▸ **Set exercise**: Here are some entries; quote each one exactly.

Rows from a dataset:
********************

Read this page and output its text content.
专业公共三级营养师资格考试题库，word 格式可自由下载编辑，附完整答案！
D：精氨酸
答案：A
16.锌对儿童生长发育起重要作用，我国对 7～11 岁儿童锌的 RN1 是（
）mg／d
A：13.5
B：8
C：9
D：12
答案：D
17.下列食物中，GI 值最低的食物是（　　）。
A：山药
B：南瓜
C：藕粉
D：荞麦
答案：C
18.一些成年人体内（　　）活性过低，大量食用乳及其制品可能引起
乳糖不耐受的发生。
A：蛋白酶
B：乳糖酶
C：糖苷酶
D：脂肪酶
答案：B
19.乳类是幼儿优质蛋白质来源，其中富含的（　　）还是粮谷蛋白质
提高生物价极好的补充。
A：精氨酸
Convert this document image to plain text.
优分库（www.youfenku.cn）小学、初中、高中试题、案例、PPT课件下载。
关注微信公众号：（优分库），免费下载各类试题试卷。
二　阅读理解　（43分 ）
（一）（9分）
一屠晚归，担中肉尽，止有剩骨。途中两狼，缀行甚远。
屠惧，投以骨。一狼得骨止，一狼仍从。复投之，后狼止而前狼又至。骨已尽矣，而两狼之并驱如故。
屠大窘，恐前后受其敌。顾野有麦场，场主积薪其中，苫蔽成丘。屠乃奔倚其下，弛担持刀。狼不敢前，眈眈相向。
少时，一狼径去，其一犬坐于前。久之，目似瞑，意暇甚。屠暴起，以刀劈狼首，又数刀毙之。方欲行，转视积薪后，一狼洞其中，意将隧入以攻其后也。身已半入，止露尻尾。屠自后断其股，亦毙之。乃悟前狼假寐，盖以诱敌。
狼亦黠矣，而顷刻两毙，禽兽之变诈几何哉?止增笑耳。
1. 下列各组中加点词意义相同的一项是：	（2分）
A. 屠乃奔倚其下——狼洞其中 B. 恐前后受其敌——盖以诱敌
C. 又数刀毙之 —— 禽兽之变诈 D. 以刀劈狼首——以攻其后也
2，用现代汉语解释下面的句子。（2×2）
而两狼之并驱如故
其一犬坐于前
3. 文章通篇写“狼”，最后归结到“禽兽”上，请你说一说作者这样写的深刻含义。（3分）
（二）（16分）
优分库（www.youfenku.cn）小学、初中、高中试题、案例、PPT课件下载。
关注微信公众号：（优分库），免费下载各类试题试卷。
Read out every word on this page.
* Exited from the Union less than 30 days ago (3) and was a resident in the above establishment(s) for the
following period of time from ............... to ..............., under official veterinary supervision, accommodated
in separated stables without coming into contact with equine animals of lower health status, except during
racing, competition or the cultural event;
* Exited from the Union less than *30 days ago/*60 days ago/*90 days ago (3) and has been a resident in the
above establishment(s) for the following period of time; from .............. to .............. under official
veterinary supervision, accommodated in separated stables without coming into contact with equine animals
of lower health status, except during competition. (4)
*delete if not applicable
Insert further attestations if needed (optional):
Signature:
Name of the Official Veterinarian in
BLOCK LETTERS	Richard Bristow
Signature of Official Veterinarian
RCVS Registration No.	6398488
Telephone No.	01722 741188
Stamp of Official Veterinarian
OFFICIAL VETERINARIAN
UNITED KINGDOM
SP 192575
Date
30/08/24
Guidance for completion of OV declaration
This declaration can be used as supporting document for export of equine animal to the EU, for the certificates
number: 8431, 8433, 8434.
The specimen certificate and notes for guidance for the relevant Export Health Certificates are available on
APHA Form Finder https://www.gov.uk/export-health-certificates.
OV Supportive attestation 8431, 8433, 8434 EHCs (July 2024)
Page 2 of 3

********************

▸ **The output**:
Read this page and output its text content.
专业公共三级营养师资格考试题库，word 格式可自由下载编辑，附完整答案！
D：精氨酸
答案：A
16.锌对儿童生长发育起重要作用，我国对 7～11 岁儿童锌的 RN1 是（
）mg／d
A：13.5
B：8
C：9
D：12
答案：D
17.下列食物中，GI 值最低的食物是（　　）。
A：山药
B：南瓜
C：藕粉
D：荞麦
答案：C
18.一些成年人体内（　　）活性过低，大量食用乳及其制品可能引起
乳糖不耐受的发生。
A：蛋白酶
B：乳糖酶
C：糖苷酶
D：脂肪酶
答案：B
19.乳类是幼儿优质蛋白质来源，其中富含的（　　）还是粮谷蛋白质
提高生物价极好的补充。
A：精氨酸
Convert this document image to plain text.
优分库（www.youfenku.cn）小学、初中、高中试题、案例、PPT课件下载。
关注微信公众号：（优分库），免费下载各类试题试卷。
二　阅读理解　（43分 ）
（一）（9分）
一屠晚归，担中肉尽，止有剩骨。途中两狼，缀行甚远。
屠惧，投以骨。一狼得骨止，一狼仍从。复投之，后狼止而前狼又至。骨已尽矣，而两狼之并驱如故。
屠大窘，恐前后受其敌。顾野有麦场，场主积薪其中，苫蔽成丘。屠乃奔倚其下，弛担持刀。狼不敢前，眈眈相向。
少时，一狼径去，其一犬坐于前。久之，目似瞑，意暇甚。屠暴起，以刀劈狼首，又数刀毙之。方欲行，转视积薪后，一狼洞其中，意将隧入以攻其后也。身已半入，止露尻尾。屠自后断其股，亦毙之。乃悟前狼假寐，盖以诱敌。
狼亦黠矣，而顷刻两毙，禽兽之变诈几何哉?止增笑耳。
1. 下列各组中加点词意义相同的一项是：	（2分）
A. 屠乃奔倚其下——狼洞其中 B. 恐前后受其敌——盖以诱敌
C. 又数刀毙之 —— 禽兽之变诈 D. 以刀劈狼首——以攻其后也
2，用现代汉语解释下面的句子。（2×2）
而两狼之并驱如故
其一犬坐于前
3. 文章通篇写“狼”，最后归结到“禽兽”上，请你说一说作者这样写的深刻含义。（3分）
（二）（16分）
优分库（www.youfenku.cn）小学、初中、高中试题、案例、PPT课件下载。
关注微信公众号：（优分库），免费下载各类试题试卷。
Read out every word on this page.
* Exited from the Union less than 30 days ago (3) and was a resident in the above establishment(s) for the
following period of time from ............... to ..............., under official veterinary supervision, accommodated
in separated stables without coming into contact with equine animals of lower health status, except during
racing, competition or the cultural event;
* Exited from the Union less than *30 days ago/*60 days ago/*90 days ago (3) and has been a resident in the
above establishment(s) for the following period of time; from .............. to .............. under official
veterinary supervision, accommodated in separated stables without coming into contact with equine animals
of lower health status, except during competition. (4)
*delete if not applicable
Insert further attestations if needed (optional):
Signature:
Name of the Official Veterinarian in
BLOCK LETTERS	Richard Bristow
Signature of Official Veterinarian
RCVS Registration No.	6398488
Telephone No.	01722 741188
Stamp of Official Veterinarian
OFFICIAL VETERINARIAN
UNITED KINGDOM
SP 192575
Date
30/08/24
Guidance for completion of OV declaration
This declaration can be used as supporting document for export of equine animal to the EU, for the certificates
number: 8431, 8433, 8434.
The specimen certificate and notes for guidance for the relevant Export Health Certificates are available on
APHA Form Finder https://www.gov.uk/export-health-certificates.
OV Supportive attestation 8431, 8433, 8434 EHCs (July 2024)
Page 2 of 3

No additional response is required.